** WHAT TO PRODUCE **
Emit the data below verbatim, stripping out any pictures.

** Data tied to figure images **
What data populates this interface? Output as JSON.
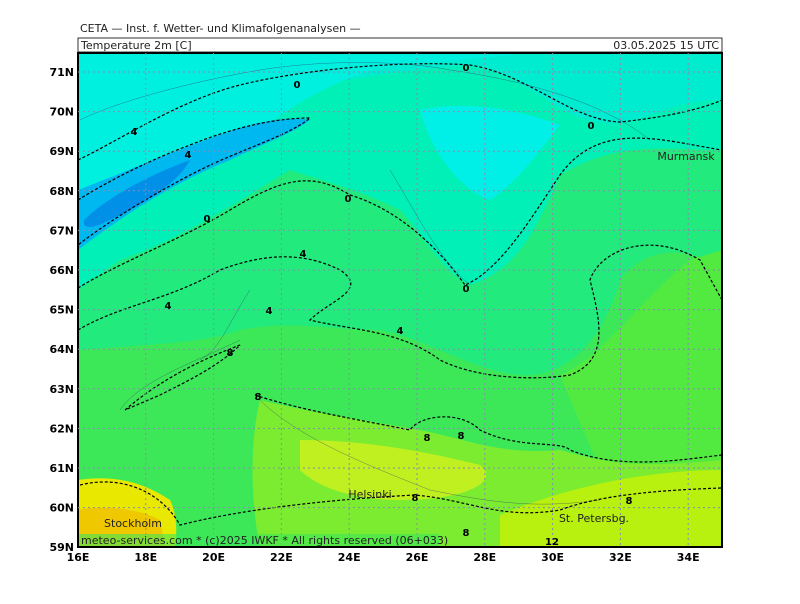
{
  "header": {
    "institute": "CETA — Inst. f. Wetter- und Klimafolgenanalysen —",
    "field": "Temperature 2m [C]",
    "time": "03.05.2025 15 UTC"
  },
  "axes": {
    "lat_labels": [
      "71N",
      "70N",
      "69N",
      "68N",
      "67N",
      "66N",
      "65N",
      "64N",
      "63N",
      "62N",
      "61N",
      "60N",
      "59N"
    ],
    "lon_labels": [
      "16E",
      "18E",
      "20E",
      "22E",
      "24E",
      "26E",
      "28E",
      "30E",
      "32E",
      "34E"
    ]
  },
  "cities": [
    "Murmansk",
    "Helsinki",
    "Stockholm",
    "St. Petersbg."
  ],
  "contour_labels": [
    0,
    0,
    0,
    0,
    0,
    0,
    4,
    4,
    4,
    4,
    4,
    4,
    8,
    8,
    8,
    8,
    8,
    8,
    8,
    12
  ],
  "footer": "meteo-services.com * (c)2025 IWKF * All rights reserved (06+033)"
}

** COMPLETE OUTPUT **
What data populates this interface? Output as JSON.
{
  "header": {
    "institute": "CETA — Inst. f. Wetter- und Klimafolgenanalysen —",
    "field": "Temperature 2m [C]",
    "time": "03.05.2025 15 UTC"
  },
  "axes": {
    "lat_labels": [
      "71N",
      "70N",
      "69N",
      "68N",
      "67N",
      "66N",
      "65N",
      "64N",
      "63N",
      "62N",
      "61N",
      "60N",
      "59N"
    ],
    "lon_labels": [
      "16E",
      "18E",
      "20E",
      "22E",
      "24E",
      "26E",
      "28E",
      "30E",
      "32E",
      "34E"
    ]
  },
  "cities": [
    "Murmansk",
    "Helsinki",
    "Stockholm",
    "St. Petersbg."
  ],
  "contour_labels": [
    0,
    0,
    0,
    0,
    0,
    0,
    4,
    4,
    4,
    4,
    4,
    4,
    8,
    8,
    8,
    8,
    8,
    8,
    8,
    12
  ],
  "footer": "meteo-services.com * (c)2025 IWKF * All rights reserved (06+033)"
}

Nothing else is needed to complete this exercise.